Extract provided:

+ + + +

It is odd the example shows two bytes of padding between the a and b members, as these bytes are apparently not needed for padding if int32_t does not require four-byte alignment. The standard allows implementations to insert padding between members even if it is not needed for alignment, but implementations do not normally do that.

Overall, you should not give this too much concern. It is most likely an example that was not fully thought out.

However, one way this can arise is using GCC’s packed attribute:

  • struct myStruct is declared as shown in the example.
  • The C implementation normally requires int32_t to have four-byte alignment, so it lays out the structure with two bytes of padding between members a and b.
  • A further structure is declared:
struct foo
{
    char x[3];
    struct myStruct s;
} __attribute__((__packed__));

This declares foo to be packed, meaning the normal alignment requirement of its members is suppressed, and the members are packed into consecutive bytes with no padding. While this means the struct myStruct member s is put into consecutive bytes after x, internally it retains its original layout. It has to keep its original layout to be a proper struct myStruct even though its alignment requirement is suppressed. For example, if we executed this code:

struct myStruct m = { some initialization };
struct foo f;
memcpy(&f.s, &m, sizeof m);

then we would want the memcpy to reproduce m in f.s.

+ + + +

Data excerpts:
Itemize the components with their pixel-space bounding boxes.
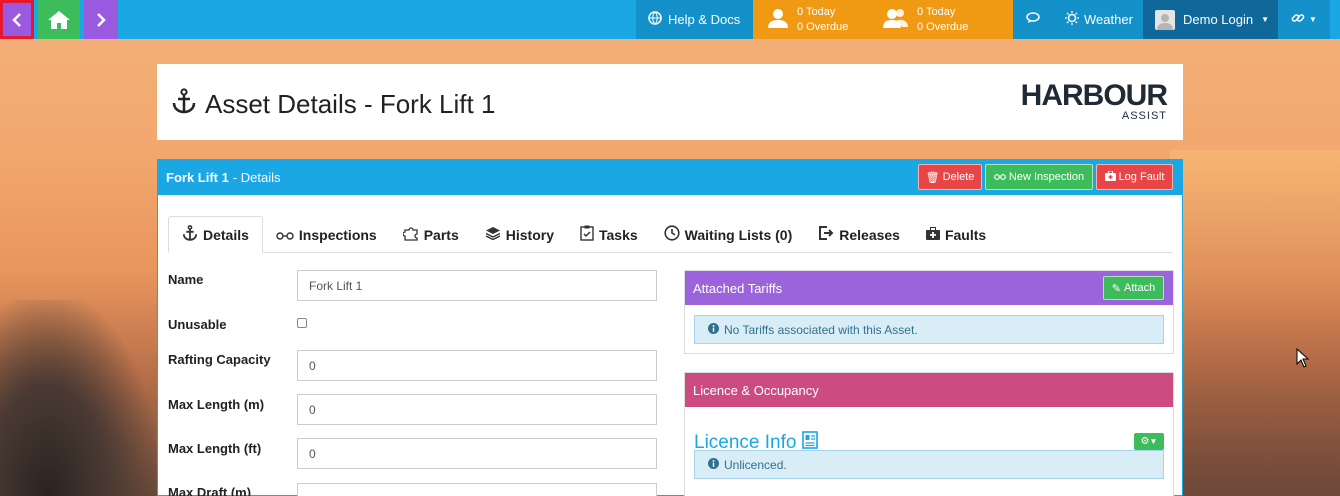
name-label: Name [168, 272, 204, 287]
user-name: Demo Login [1183, 12, 1254, 27]
tab-parts[interactable]: Parts [390, 216, 472, 253]
links-menu-button[interactable]: ▼ [1278, 0, 1330, 39]
user-icon [767, 7, 789, 32]
attach-button[interactable]: ✎ Attach [1103, 276, 1164, 300]
tab-faults[interactable]: Faults [913, 216, 999, 253]
background-sky [1170, 150, 1340, 496]
medkit-icon [925, 226, 940, 243]
log-fault-button[interactable]: Log Fault [1096, 164, 1173, 190]
harbour-assist-logo: HARBOUR ASSIST [1020, 79, 1168, 123]
overdue-count: 0 Overdue [917, 20, 969, 33]
licence-header: Licence & Occupancy [685, 373, 1173, 407]
card-subtitle: - Details [232, 170, 281, 185]
info-icon [708, 322, 719, 337]
home-icon [48, 10, 70, 29]
globe-icon [648, 11, 662, 28]
chat-button[interactable] [1013, 0, 1053, 39]
today-count: 0 Today [797, 5, 836, 18]
tab-waiting-lists[interactable]: Waiting Lists (0) [651, 216, 806, 253]
puzzle-icon [402, 225, 419, 244]
gear-icon: ⚙ [1140, 436, 1150, 447]
tab-inspections[interactable]: Inspections [263, 216, 390, 253]
chevron-right-icon [97, 12, 106, 27]
sun-icon [1065, 11, 1079, 28]
weather-button[interactable]: Weather [1053, 0, 1143, 39]
page-title-text: Asset Details - Fork Lift 1 [205, 89, 496, 119]
card-header: Fork Lift 1 - Details 🗑 Delete New Inspe… [158, 160, 1182, 195]
today-count: 0 Today [917, 5, 956, 18]
asset-details-card: Fork Lift 1 - Details 🗑 Delete New Inspe… [157, 159, 1183, 496]
paperclip-icon: ✎ [1111, 282, 1122, 295]
glasses-icon [993, 171, 1006, 183]
asset-name: Fork Lift 1 [166, 170, 229, 185]
mouse-cursor-icon [1296, 347, 1310, 371]
users-icon [883, 7, 909, 32]
no-tariffs-alert: No Tariffs associated with this Asset. [694, 315, 1164, 344]
link-icon [1291, 11, 1305, 28]
avatar [1155, 9, 1175, 30]
top-navbar: Help & Docs 0 Today 0 Overdue 0 Today 0 … [0, 0, 1340, 39]
anchor-icon [182, 225, 198, 244]
glasses-icon [276, 227, 294, 243]
tab-history[interactable]: History [472, 216, 567, 253]
tab-releases[interactable]: Releases [805, 216, 913, 253]
anchor-icon [171, 88, 197, 121]
clipboard-check-icon [580, 225, 594, 244]
tab-details[interactable]: Details [168, 216, 263, 253]
tab-tasks[interactable]: Tasks [567, 216, 651, 253]
delete-button[interactable]: 🗑 Delete [918, 164, 982, 190]
new-inspection-button[interactable]: New Inspection [985, 164, 1093, 190]
team-tasks-button[interactable]: 0 Today 0 Overdue [873, 0, 1013, 39]
unusable-checkbox[interactable] [297, 318, 307, 328]
help-docs-label: Help & Docs [668, 12, 741, 27]
sign-out-icon [818, 225, 834, 244]
medkit-icon [1104, 170, 1116, 184]
rafting-capacity-label: Rafting Capacity [168, 352, 271, 367]
my-tasks-button[interactable]: 0 Today 0 Overdue [753, 0, 873, 39]
name-field[interactable]: Fork Lift 1 [297, 270, 657, 301]
page-header: Asset Details - Fork Lift 1 HARBOUR ASSI… [157, 64, 1183, 140]
background-rocks [0, 300, 157, 496]
licence-occupancy-panel: Licence & Occupancy Licence Info ⚙ ▼ Unli… [684, 372, 1174, 496]
info-icon [708, 457, 719, 472]
asset-tabs: Details Inspections Parts History Tasks … [168, 216, 1173, 253]
back-button[interactable] [0, 0, 34, 39]
caret-down-icon: ▼ [1261, 15, 1270, 24]
max-length-ft-field[interactable]: 0 [297, 438, 657, 469]
trash-icon: 🗑 [925, 171, 940, 184]
max-length-ft-label: Max Length (ft) [168, 441, 262, 456]
help-docs-button[interactable]: Help & Docs [636, 0, 753, 39]
attached-tariffs-panel: Attached Tariffs ✎ Attach No Tariffs ass… [684, 270, 1174, 354]
max-length-m-field[interactable]: 0 [297, 394, 657, 425]
forward-button[interactable] [84, 0, 118, 39]
licence-settings-button[interactable]: ⚙ ▼ [1134, 433, 1164, 450]
chevron-left-icon [12, 12, 21, 27]
max-draft-field[interactable] [297, 483, 657, 496]
max-draft-label: Max Draft (m) [168, 485, 252, 496]
weather-label: Weather [1084, 12, 1133, 27]
caret-down-icon: ▼ [1309, 15, 1317, 24]
overdue-count: 0 Overdue [797, 20, 849, 33]
unlicenced-alert: Unlicenced. [694, 450, 1164, 479]
unusable-label: Unusable [168, 317, 227, 332]
caret-down-icon: ▼ [1149, 437, 1158, 446]
clock-icon [664, 225, 680, 244]
rafting-capacity-field[interactable]: 0 [297, 350, 657, 381]
tariffs-header: Attached Tariffs ✎ Attach [685, 271, 1173, 305]
page-title: Asset Details - Fork Lift 1 [171, 88, 495, 121]
max-length-m-label: Max Length (m) [168, 397, 265, 412]
chat-icon [1026, 12, 1040, 27]
tariffs-title: Attached Tariffs [693, 280, 783, 296]
layers-icon [485, 226, 501, 243]
user-menu-button[interactable]: Demo Login ▼ [1143, 0, 1278, 39]
home-button[interactable] [38, 0, 80, 39]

+ + + +

Tasks:
#1 Reproduce the stretch of the struct padding excerpt from "It is odd the" through "members a and b." word for word.
#2 According to the struct padding excerpt, what does declaring foo as packed do to the normal alignment requirement of its members?
#3 Condense the paragraph of the struct padding excerpt that begins "This declares foo to be packed" into a short bulleted list that keeps its main facts.
The records stand apart from the struct padding excerpt and are separate material.

Answers to the problems:
#1
It is odd the example shows two bytes of padding between the a and b members, as these bytes are apparently not needed for padding if int32_t does not require four-byte alignment. The standard allows implementations to insert padding between members even if it is not needed for alignment, but implementations do not normally do that.

Overall, you should not give this too much concern. It is most likely an example that was not fully thought out.

However, one way this can arise is using GCC’s packed attribute:

  • struct myStruct is declared as shown in the example.
  • The C implementation normally requires int32_t to have four-byte alignment, so it lays out the structure with two bytes of padding between members a and b.

#2 It suppresses that requirement, so the members are packed into consecutive bytes with no padding.

#3
- Declaring foo as packed suppresses its members' normal alignment requirement and places them in consecutive bytes with no padding.
- The struct myStruct member s therefore sits in the bytes directly after x.
- Inside, s keeps its original layout, because it must remain a proper struct myStruct even without its alignment requirement.
- An example follows: copying a struct myStruct into f.s with memcpy.